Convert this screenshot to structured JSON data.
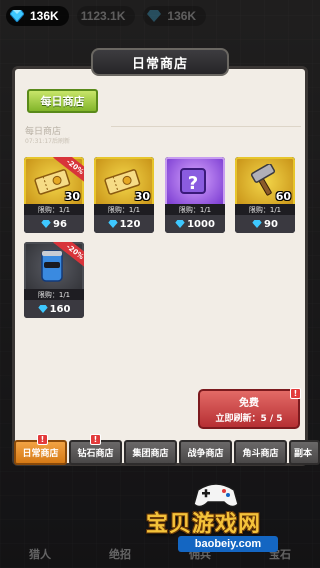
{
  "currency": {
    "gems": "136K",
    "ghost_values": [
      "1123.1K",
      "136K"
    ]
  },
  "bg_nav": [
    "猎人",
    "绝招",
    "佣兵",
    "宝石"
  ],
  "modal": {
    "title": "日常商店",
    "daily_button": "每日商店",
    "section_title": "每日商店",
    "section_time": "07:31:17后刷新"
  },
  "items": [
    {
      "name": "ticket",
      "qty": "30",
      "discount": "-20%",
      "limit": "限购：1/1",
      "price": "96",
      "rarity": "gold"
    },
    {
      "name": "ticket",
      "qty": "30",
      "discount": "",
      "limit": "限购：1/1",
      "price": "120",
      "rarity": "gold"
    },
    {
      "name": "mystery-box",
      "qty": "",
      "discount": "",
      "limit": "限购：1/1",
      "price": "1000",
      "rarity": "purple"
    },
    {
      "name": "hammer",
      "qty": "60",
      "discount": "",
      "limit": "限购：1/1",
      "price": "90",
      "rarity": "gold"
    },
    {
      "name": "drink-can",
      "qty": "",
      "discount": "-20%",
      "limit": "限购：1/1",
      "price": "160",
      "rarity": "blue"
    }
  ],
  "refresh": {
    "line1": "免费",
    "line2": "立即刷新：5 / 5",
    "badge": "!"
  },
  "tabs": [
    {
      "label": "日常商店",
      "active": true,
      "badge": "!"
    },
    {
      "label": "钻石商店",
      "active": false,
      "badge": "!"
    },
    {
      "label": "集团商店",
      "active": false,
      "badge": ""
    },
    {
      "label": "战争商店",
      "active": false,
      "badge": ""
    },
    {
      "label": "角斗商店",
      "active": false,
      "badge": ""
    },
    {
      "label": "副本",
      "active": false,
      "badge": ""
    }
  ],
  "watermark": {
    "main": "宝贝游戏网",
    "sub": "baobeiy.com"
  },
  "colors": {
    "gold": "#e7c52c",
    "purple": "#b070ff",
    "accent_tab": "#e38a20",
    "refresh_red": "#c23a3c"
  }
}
· · · · · · ·
## Task requirements
Return the full material word for word. Do not include the pictures.

## Response
Convert this screenshot to structured JSON data.
{
  "currency": {
    "gems": "136K",
    "ghost_values": [
      "1123.1K",
      "136K"
    ]
  },
  "bg_nav": [
    "猎人",
    "绝招",
    "佣兵",
    "宝石"
  ],
  "modal": {
    "title": "日常商店",
    "daily_button": "每日商店",
    "section_title": "每日商店",
    "section_time": "07:31:17后刷新"
  },
  "items": [
    {
      "name": "ticket",
      "qty": "30",
      "discount": "-20%",
      "limit": "限购：1/1",
      "price": "96",
      "rarity": "gold"
    },
    {
      "name": "ticket",
      "qty": "30",
      "discount": "",
      "limit": "限购：1/1",
      "price": "120",
      "rarity": "gold"
    },
    {
      "name": "mystery-box",
      "qty": "",
      "discount": "",
      "limit": "限购：1/1",
      "price": "1000",
      "rarity": "purple"
    },
    {
      "name": "hammer",
      "qty": "60",
      "discount": "",
      "limit": "限购：1/1",
      "price": "90",
      "rarity": "gold"
    },
    {
      "name": "drink-can",
      "qty": "",
      "discount": "-20%",
      "limit": "限购：1/1",
      "price": "160",
      "rarity": "blue"
    }
  ],
  "refresh": {
    "line1": "免费",
    "line2": "立即刷新：5 / 5",
    "badge": "!"
  },
  "tabs": [
    {
      "label": "日常商店",
      "active": true,
      "badge": "!"
    },
    {
      "label": "钻石商店",
      "active": false,
      "badge": "!"
    },
    {
      "label": "集团商店",
      "active": false,
      "badge": ""
    },
    {
      "label": "战争商店",
      "active": false,
      "badge": ""
    },
    {
      "label": "角斗商店",
      "active": false,
      "badge": ""
    },
    {
      "label": "副本",
      "active": false,
      "badge": ""
    }
  ],
  "watermark": {
    "main": "宝贝游戏网",
    "sub": "baobeiy.com"
  },
  "colors": {
    "gold": "#e7c52c",
    "purple": "#b070ff",
    "accent_tab": "#e38a20",
    "refresh_red": "#c23a3c"
  }
}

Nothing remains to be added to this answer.